* **Listings of boxed layout items**:

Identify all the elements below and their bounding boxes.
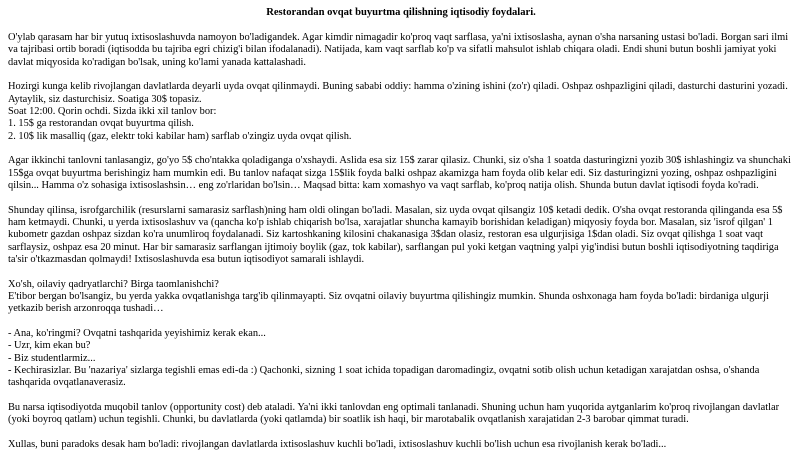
dialogue-line: - Biz studentlarmiz... [8,352,96,364]
list-item: 2. 10$ lik masalliq (gaz, elektr toki kabilar ham) sarflab o'zingiz uyda ovqat qilish. [8,130,352,142]
paragraph-second-option: Agar ikkinchi tanlovni tanlasangiz, go'yo 5$ cho'ntakka qoladiganga o'xshaydi. Aslida esa siz 15$ zarar qilasiz. Chunki, siz o'sha 1 soatda dasturingizni yozib 30$ ishlashingiz va shunchaki 15$ga ovqat buyurtma berishingiz ham mumkin edi. Bu tanlov nafaqat sizga 15$lik foyda balki oshpaz akamizga ham foyda olib kelar edi. Siz dasturingizni yozing, oshpaz oshpazligini qilsin... Hamma o'z sohasiga ixtisoslashsin… eng zo'rlaridan bo'lsin… Maqsad bitta: kam xomashyo va vaqt sarflab, ko'proq natija olish. Shunda butun davlat iqtisodi foyda ko'radi. [8,155,791,191]
paragraph-family [8,279,794,316]
dialogue-line: - Ana, ko'ringmi? Ovqatni tashqarida yeyishimiz kerak ekan... [8,328,266,340]
paragraph-conclusion: Xullas, buni paradoks desak ham bo'ladi: rivojlangan davlatlarda ixtisoslashuv kuchli bo'ladi, ixtisoslashuv kuchli bo'lish uchun esa rivojlanish kerak bo'ladi... [8,439,667,451]
paragraph-line: Soat 12:00. Qorin ochdi. Sizda ikki xil tanlov bor: [8,105,217,117]
list-item: 1. 15$ ga restorandan ovqat buyurtma qilish. [8,118,194,130]
paragraph-waste: Shunday qilinsa, isrofgarchilik (resurslarni samarasiz sarflash)ning ham oldi olingan bo'ladi. Masalan, siz uyda ovqat qilsangiz 10$ ketadi dedik. O'sha ovqat restoranda qilinganda esa 5$ ham ketmaydi. Chunki, u yerda ixtisoslashuv va (qancha ko'p ishlab chiqarish bo'lsa, xarajatlar shuncha kamayib borishidan keladigan) miqyosiy foyda bor. Masalan, siz 'isrof qilgan' 1 kubometr gazdan oshpaz sizdan ko'ra unumliroq foydalanadi. Siz kartoshkaning kilosini chakanasiga 3$dan olasiz, restoran esa ulgurjisiga 1$dan oladi. Siz ovqat qilishga 1 soat vaqt sarflaysiz, oshpaz esa 20 minut. Har bir samarasiz sarflangan ijtimoiy boylik (gaz, tok kabilar), sarflangan pul yoki ketgan vaqtning yalpi yig'indisi butun boshli iqtisodiyotning taqdiriga ta'sir o'tkazmasdan qolmaydi! Ixtisoslashuvda esa butun iqtisodiyot samarali ishlaydi. [8,204,783,265]
paragraph-opportunity-cost: Bu narsa iqtisodiyotda muqobil tanlov (opportunity cost) deb ataladi. Ya'ni ikki tanlovdan eng optimali tanlanadi. Shuning uchun ham yuqorida aytganlarim ko'proq rivojlangan davlatlar (yoki boyroq qatlam) uchun tegishli. Chunki, bu davlatlarda (yoki qatlamda) bir soatlik ish haqi, bir marotabalik ovqatlanish xarajatidan 2-3 barobar qimmat turadi. [8,402,780,426]
dialogue-line: - Kechirasizlar. Bu 'nazariya' sizlarga tegishli emas edi-da :) Qachonki, sizning 1 soat ichida topadigan daromadingiz, ovqatni sotib olish uchun ketadigan xarajatdan oshsa, o'shanda tashqarida ovqatlanaverasiz. [8,365,760,389]
paragraph-line: Xo'sh, oilaviy qadryatlarchi? Birga taomlanishchi? [8,278,219,290]
paragraph-specialization: O'ylab qarasam har bir yutuq ixtisoslashuvda namoyon bo'ladigandek. Agar kimdir nimagadir ko'proq vaqt sarflasa, ya'ni ixtisoslasha, aynan o'sha narsaning ustasi bo'ladi. Borgan sari ilmi va tajribasi ortib boradi (iqtisodda bu tajriba egri chizig'i bilan ifodalanadi). Natijada, kam vaqt sarflab ko'p va sifatli mahsulot ishlab chiqara oladi. Endi shuni butun boshli jamiyat yoki davlat miqyosida ko'radigan bo'lsak, uning ko'lami yanada kattalashadi. [8,32,789,68]
paragraph-line: E'tibor bergan bo'lsangiz, bu yerda yakka ovqatlanishga targ'ib qilinmayapti. Siz ovqatni oilaviy buyurtma qilishingiz mumkin. Shunda oshxonaga ham foyda bo'ladi: birdaniga ulgurji yetkazib berish arzonroqqa tushadi… [8,291,769,315]
dialogue-line: - Uzr, kim ekan bu? [8,340,91,352]
paragraph-line: Hozirgi kunga kelib rivojlangan davlatlarda deyarli uyda ovqat qilinmaydi. Buning sababi oddiy: hamma o'zining ishini (zo'r) qiladi. Oshpaz oshpazligini qiladi, dasturchi dasturini yozadi. Aytaylik, siz dasturchisiz. Soatiga 30$ topasiz. [8,81,788,105]
paragraph-choice [8,81,794,142]
paragraph-dialogue [8,328,794,389]
article-title: Restorandan ovqat buyurtma qilishning iqtisodiy foydalari. [266,7,536,18]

* **WRITTEN EXERCISE**:
Output each line of the material as a numbered list, skipping blank lines and leaving the pictures out.

* **SOLUTION BELOW**:
1. Identify all the elements below and their bounding boxes.
2. dialogue-line: - Biz studentlarmiz... [8,352,96,364]
3. list-item: 2. 10$ lik masalliq (gaz, elektr toki kabilar ham) sarflab o'zingiz uyda ovqat qilish. [8,130,352,142]
4. paragraph-second-option: Agar ikkinchi tanlovni tanlasangiz, go'yo 5$ cho'ntakka qoladiganga o'xshaydi. Aslida esa siz 15$ zarar qilasiz. Chunki, siz o'sha 1 soatda dasturingizni yozib 30$ ishlashingiz va shunchaki 15$ga ovqat buyurtma berishingiz ham mumkin edi. Bu tanlov nafaqat sizga 15$lik foyda balki oshpaz akamizga ham foyda olib kelar edi. Siz dasturingizni yozing, oshpaz oshpazligini qilsin... Hamma o'z sohasiga ixtisoslashsin… eng zo'rlaridan bo'lsin… Maqsad bitta: kam xomashyo va vaqt sarflab, ko'proq natija olish. Shunda butun davlat iqtisodi foyda ko'radi. [8,155,791,191]
5. paragraph-family [8,279,794,316]
6. dialogue-line: - Ana, ko'ringmi? Ovqatni tashqarida yeyishimiz kerak ekan... [8,328,266,340]
7. paragraph-conclusion: Xullas, buni paradoks desak ham bo'ladi: rivojlangan davlatlarda ixtisoslashuv kuchli bo'ladi, ixtisoslashuv kuchli bo'lish uchun esa rivojlanish kerak bo'ladi... [8,439,667,451]
8. paragraph-line: Soat 12:00. Qorin ochdi. Sizda ikki xil tanlov bor: [8,105,217,117]
9. list-item: 1. 15$ ga restorandan ovqat buyurtma qilish. [8,118,194,130]
10. paragraph-waste: Shunday qilinsa, isrofgarchilik (resurslarni samarasiz sarflash)ning ham oldi olingan bo'ladi. Masalan, siz uyda ovqat qilsangiz 10$ ketadi dedik. O'sha ovqat restoranda qilinganda esa 5$ ham ketmaydi. Chunki, u yerda ixtisoslashuv va (qancha ko'p ishlab chiqarish bo'lsa, xarajatlar shuncha kamayib borishidan keladigan) miqyosiy foyda bor. Masalan, siz 'isrof qilgan' 1 kubometr gazdan oshpaz sizdan ko'ra unumliroq foydalanadi. Siz kartoshkaning kilosini chakanasiga 3$dan olasiz, restoran esa ulgurjisiga 1$dan oladi. Siz ovqat qilishga 1 soat vaqt sarflaysiz, oshpaz esa 20 minut. Har bir samarasiz sarflangan ijtimoiy boylik (gaz, tok kabilar), sarflangan pul yoki ketgan vaqtning yalpi yig'indisi butun boshli iqtisodiyotning taqdiriga ta'sir o'tkazmasdan qolmaydi! Ixtisoslashuvda esa butun iqtisodiyot samarali ishlaydi. [8,204,783,265]
11. paragraph-opportunity-cost: Bu narsa iqtisodiyotda muqobil tanlov (opportunity cost) deb ataladi. Ya'ni ikki tanlovdan eng optimali tanlanadi. Shuning uchun ham yuqorida aytganlarim ko'proq rivojlangan davlatlar (yoki boyroq qatlam) uchun tegishli. Chunki, bu davlatlarda (yoki qatlamda) bir soatlik ish haqi, bir marotabalik ovqatlanish xarajatidan 2-3 barobar qimmat turadi. [8,402,780,426]
12. dialogue-line: - Kechirasizlar. Bu 'nazariya' sizlarga tegishli emas edi-da :) Qachonki, sizning 1 soat ichida topadigan daromadingiz, ovqatni sotib olish uchun ketadigan xarajatdan oshsa, o'shanda tashqarida ovqatlanaverasiz. [8,365,760,389]
13. paragraph-line: Xo'sh, oilaviy qadryatlarchi? Birga taomlanishchi? [8,278,219,290]
14. paragraph-specialization: O'ylab qarasam har bir yutuq ixtisoslashuvda namoyon bo'ladigandek. Agar kimdir nimagadir ko'proq vaqt sarflasa, ya'ni ixtisoslasha, aynan o'sha narsaning ustasi bo'ladi. Borgan sari ilmi va tajribasi ortib boradi (iqtisodda bu tajriba egri chizig'i bilan ifodalanadi). Natijada, kam vaqt sarflab ko'p va sifatli mahsulot ishlab chiqara oladi. Endi shuni butun boshli jamiyat yoki davlat miqyosida ko'radigan bo'lsak, uning ko'lami yanada kattalashadi. [8,32,789,68]
15. paragraph-line: E'tibor bergan bo'lsangiz, bu yerda yakka ovqatlanishga targ'ib qilinmayapti. Siz ovqatni oilaviy buyurtma qilishingiz mumkin. Shunda oshxonaga ham foyda bo'ladi: birdaniga ulgurji yetkazib berish arzonroqqa tushadi… [8,291,769,315]
16. dialogue-line: - Uzr, kim ekan bu? [8,340,91,352]
17. paragraph-line: Hozirgi kunga kelib rivojlangan davlatlarda deyarli uyda ovqat qilinmaydi. Buning sababi oddiy: hamma o'zining ishini (zo'r) qiladi. Oshpaz oshpazligini qiladi, dasturchi dasturini yozadi. Aytaylik, siz dasturchisiz. Soatiga 30$ topasiz. [8,81,788,105]
18. paragraph-choice [8,81,794,142]
19. paragraph-dialogue [8,328,794,389]
20. article-title: Restorandan ovqat buyurtma qilishning iqtisodiy foydalari. [266,7,536,18]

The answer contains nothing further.